=== What you will do ===
Copy the lines between the line containing "bookmark-tree[interactable]: ▾▯一、Java17▸▯(一). 基础17▸▯." and the line containing "expand-icon[interactable]: ▸ [50,630,62,641]", inclusive, reproducing them precisely.
• • •
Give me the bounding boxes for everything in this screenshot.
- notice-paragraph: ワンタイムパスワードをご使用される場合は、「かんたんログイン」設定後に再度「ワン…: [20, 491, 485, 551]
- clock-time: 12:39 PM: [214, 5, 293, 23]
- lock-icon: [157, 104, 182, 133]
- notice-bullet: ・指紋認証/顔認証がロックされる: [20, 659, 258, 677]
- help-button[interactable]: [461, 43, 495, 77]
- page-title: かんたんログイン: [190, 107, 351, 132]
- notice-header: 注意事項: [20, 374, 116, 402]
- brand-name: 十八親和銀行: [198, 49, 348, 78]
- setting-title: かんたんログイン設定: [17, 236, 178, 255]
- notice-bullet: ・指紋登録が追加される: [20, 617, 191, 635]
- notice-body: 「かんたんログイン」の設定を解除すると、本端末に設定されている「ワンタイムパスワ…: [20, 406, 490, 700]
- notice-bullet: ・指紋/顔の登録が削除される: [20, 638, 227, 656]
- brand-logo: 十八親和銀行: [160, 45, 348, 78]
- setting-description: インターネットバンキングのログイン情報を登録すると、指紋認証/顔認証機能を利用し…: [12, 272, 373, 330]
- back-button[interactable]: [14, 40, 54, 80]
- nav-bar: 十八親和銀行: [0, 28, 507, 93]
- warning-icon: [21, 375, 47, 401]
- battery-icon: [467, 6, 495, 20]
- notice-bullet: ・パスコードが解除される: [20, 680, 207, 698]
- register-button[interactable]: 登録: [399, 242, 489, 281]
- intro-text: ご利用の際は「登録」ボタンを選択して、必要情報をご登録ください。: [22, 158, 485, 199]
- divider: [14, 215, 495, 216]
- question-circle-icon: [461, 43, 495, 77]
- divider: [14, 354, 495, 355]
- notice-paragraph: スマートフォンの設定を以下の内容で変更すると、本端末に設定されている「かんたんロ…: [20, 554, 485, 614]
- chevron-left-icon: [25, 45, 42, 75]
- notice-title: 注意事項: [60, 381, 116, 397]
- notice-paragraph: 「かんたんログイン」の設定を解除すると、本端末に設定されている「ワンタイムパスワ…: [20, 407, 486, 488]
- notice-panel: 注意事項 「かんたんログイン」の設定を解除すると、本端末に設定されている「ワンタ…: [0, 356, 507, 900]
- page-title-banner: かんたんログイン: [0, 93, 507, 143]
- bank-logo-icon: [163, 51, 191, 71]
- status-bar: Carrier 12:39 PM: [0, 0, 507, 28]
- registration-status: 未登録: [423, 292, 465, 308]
• • •
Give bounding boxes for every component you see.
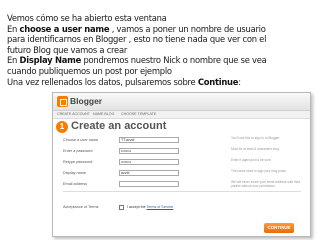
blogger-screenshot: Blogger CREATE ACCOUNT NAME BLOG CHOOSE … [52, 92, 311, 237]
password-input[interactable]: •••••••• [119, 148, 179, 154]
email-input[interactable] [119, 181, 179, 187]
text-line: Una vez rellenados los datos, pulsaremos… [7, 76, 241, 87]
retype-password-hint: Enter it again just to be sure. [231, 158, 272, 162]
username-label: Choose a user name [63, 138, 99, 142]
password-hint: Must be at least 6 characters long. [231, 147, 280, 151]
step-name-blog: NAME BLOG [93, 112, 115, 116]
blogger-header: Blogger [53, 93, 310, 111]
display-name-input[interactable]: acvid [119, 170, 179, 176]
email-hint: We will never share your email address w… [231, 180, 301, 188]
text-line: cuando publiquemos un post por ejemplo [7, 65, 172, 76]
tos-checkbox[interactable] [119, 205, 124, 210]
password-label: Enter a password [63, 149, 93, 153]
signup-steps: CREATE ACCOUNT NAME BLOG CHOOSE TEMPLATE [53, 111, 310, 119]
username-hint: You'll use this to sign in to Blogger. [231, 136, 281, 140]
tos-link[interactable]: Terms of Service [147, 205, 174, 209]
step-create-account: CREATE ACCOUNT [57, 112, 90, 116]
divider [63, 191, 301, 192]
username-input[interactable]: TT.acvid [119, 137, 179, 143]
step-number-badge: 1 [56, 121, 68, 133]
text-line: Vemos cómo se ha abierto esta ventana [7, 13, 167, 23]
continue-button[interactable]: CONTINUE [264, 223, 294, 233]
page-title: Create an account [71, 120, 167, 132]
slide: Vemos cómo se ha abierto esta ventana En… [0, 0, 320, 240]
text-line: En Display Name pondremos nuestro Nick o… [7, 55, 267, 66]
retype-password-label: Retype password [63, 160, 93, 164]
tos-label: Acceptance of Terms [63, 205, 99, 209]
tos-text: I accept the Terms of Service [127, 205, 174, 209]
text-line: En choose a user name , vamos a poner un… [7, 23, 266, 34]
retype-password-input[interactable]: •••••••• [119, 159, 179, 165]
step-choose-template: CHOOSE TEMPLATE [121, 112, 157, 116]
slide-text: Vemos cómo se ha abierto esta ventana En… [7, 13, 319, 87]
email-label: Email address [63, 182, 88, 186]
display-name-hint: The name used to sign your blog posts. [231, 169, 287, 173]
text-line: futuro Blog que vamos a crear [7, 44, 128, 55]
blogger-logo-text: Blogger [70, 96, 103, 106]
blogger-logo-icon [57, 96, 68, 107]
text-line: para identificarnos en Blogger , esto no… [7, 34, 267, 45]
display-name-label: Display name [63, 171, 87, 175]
• • •
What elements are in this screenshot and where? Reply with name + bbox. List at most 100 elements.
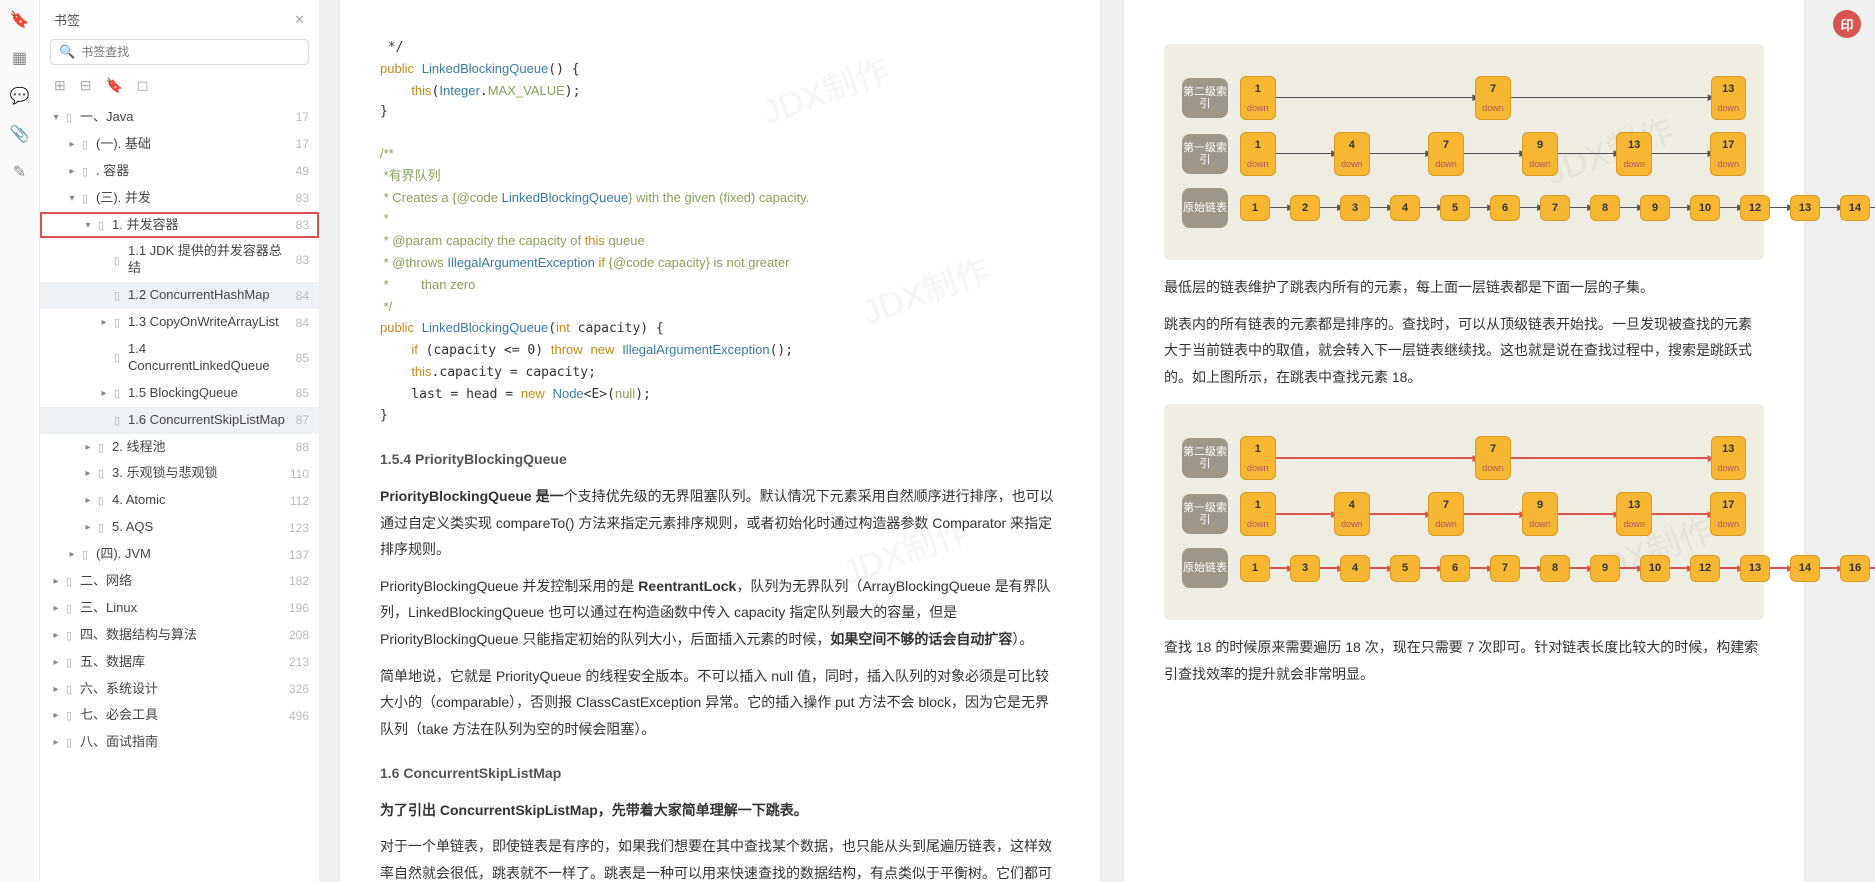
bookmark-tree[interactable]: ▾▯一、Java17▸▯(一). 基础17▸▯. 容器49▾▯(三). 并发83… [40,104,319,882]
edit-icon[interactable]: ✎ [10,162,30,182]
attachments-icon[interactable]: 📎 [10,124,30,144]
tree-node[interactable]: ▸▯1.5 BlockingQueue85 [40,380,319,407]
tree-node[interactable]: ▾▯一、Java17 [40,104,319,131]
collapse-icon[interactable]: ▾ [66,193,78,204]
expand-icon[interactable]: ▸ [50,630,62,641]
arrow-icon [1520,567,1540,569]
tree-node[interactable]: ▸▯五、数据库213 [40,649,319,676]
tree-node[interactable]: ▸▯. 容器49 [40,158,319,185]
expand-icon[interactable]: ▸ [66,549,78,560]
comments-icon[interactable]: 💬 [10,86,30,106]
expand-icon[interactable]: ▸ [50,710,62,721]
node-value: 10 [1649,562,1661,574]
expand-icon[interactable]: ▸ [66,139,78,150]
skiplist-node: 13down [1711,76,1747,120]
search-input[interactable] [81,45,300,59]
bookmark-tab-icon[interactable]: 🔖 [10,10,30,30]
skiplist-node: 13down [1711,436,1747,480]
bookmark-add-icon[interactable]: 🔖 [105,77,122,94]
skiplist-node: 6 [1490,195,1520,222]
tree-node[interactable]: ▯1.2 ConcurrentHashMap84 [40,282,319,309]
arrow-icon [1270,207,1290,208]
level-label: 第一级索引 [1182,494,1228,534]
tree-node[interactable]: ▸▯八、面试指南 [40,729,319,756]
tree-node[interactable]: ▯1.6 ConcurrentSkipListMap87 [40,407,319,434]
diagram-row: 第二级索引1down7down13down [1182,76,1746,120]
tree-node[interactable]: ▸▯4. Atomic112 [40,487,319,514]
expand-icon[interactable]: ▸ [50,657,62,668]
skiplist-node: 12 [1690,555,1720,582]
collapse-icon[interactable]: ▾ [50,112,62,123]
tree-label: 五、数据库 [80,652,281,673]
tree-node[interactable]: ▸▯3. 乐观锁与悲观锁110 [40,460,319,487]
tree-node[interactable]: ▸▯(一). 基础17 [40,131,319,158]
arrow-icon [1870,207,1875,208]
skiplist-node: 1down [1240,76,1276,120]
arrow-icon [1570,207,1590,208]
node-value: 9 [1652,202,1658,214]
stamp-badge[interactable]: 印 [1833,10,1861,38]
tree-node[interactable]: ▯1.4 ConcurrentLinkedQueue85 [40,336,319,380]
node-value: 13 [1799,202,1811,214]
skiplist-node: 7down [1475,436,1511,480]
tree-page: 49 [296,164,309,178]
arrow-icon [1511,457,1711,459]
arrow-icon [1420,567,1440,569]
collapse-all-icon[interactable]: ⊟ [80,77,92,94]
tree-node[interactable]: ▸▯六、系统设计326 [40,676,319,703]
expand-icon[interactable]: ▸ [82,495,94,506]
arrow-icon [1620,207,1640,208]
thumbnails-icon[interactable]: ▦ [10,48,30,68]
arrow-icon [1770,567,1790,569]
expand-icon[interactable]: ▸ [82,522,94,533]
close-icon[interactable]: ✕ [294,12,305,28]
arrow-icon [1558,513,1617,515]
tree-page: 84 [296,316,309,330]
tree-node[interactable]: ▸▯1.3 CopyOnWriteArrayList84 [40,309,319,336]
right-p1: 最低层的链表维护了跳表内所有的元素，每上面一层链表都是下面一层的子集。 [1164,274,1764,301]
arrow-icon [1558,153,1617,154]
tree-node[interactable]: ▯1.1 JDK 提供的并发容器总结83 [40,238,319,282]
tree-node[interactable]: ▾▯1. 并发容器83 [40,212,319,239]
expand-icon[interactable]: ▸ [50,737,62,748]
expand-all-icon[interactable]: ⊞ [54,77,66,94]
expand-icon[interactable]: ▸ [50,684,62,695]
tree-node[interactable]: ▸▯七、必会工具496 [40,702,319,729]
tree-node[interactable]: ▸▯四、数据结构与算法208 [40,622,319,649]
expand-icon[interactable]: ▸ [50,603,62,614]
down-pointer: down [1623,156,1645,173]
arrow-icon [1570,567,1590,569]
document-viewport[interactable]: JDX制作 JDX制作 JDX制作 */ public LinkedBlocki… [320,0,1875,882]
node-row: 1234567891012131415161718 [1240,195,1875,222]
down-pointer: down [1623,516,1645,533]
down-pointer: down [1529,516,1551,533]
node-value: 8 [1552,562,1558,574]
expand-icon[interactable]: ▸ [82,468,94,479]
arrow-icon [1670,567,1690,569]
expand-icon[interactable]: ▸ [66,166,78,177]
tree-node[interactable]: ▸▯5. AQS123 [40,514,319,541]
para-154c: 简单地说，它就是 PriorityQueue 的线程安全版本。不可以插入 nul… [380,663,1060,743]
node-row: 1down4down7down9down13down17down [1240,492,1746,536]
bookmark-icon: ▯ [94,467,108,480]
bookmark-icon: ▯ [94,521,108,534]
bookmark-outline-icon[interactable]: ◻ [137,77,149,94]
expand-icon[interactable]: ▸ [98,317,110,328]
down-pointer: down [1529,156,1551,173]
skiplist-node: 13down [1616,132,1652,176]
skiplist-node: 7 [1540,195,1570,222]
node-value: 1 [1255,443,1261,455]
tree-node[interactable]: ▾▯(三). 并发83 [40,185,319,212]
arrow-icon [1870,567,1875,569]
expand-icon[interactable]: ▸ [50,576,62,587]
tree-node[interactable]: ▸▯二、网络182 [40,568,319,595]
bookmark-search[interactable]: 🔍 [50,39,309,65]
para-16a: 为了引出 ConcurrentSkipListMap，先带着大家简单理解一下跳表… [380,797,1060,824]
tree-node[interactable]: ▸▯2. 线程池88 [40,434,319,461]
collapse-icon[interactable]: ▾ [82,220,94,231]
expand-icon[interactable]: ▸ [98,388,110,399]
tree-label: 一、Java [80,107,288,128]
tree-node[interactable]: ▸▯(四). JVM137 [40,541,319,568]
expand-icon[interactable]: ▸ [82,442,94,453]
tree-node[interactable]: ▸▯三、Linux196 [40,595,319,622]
• • •
=== Problem solution ===
bookmark-tree[interactable]: ▾▯一、Java17▸▯(一). 基础17▸▯. 容器49▾▯(三). 并发83… [40,104,319,882]
edit-icon[interactable]: ✎ [10,162,30,182]
attachments-icon[interactable]: 📎 [10,124,30,144]
tree-node[interactable]: ▸▯1.5 BlockingQueue85 [40,380,319,407]
tree-node[interactable]: ▾▯一、Java17 [40,104,319,131]
collapse-icon[interactable]: ▾ [66,193,78,204]
expand-icon[interactable]: ▸ [50,630,62,641]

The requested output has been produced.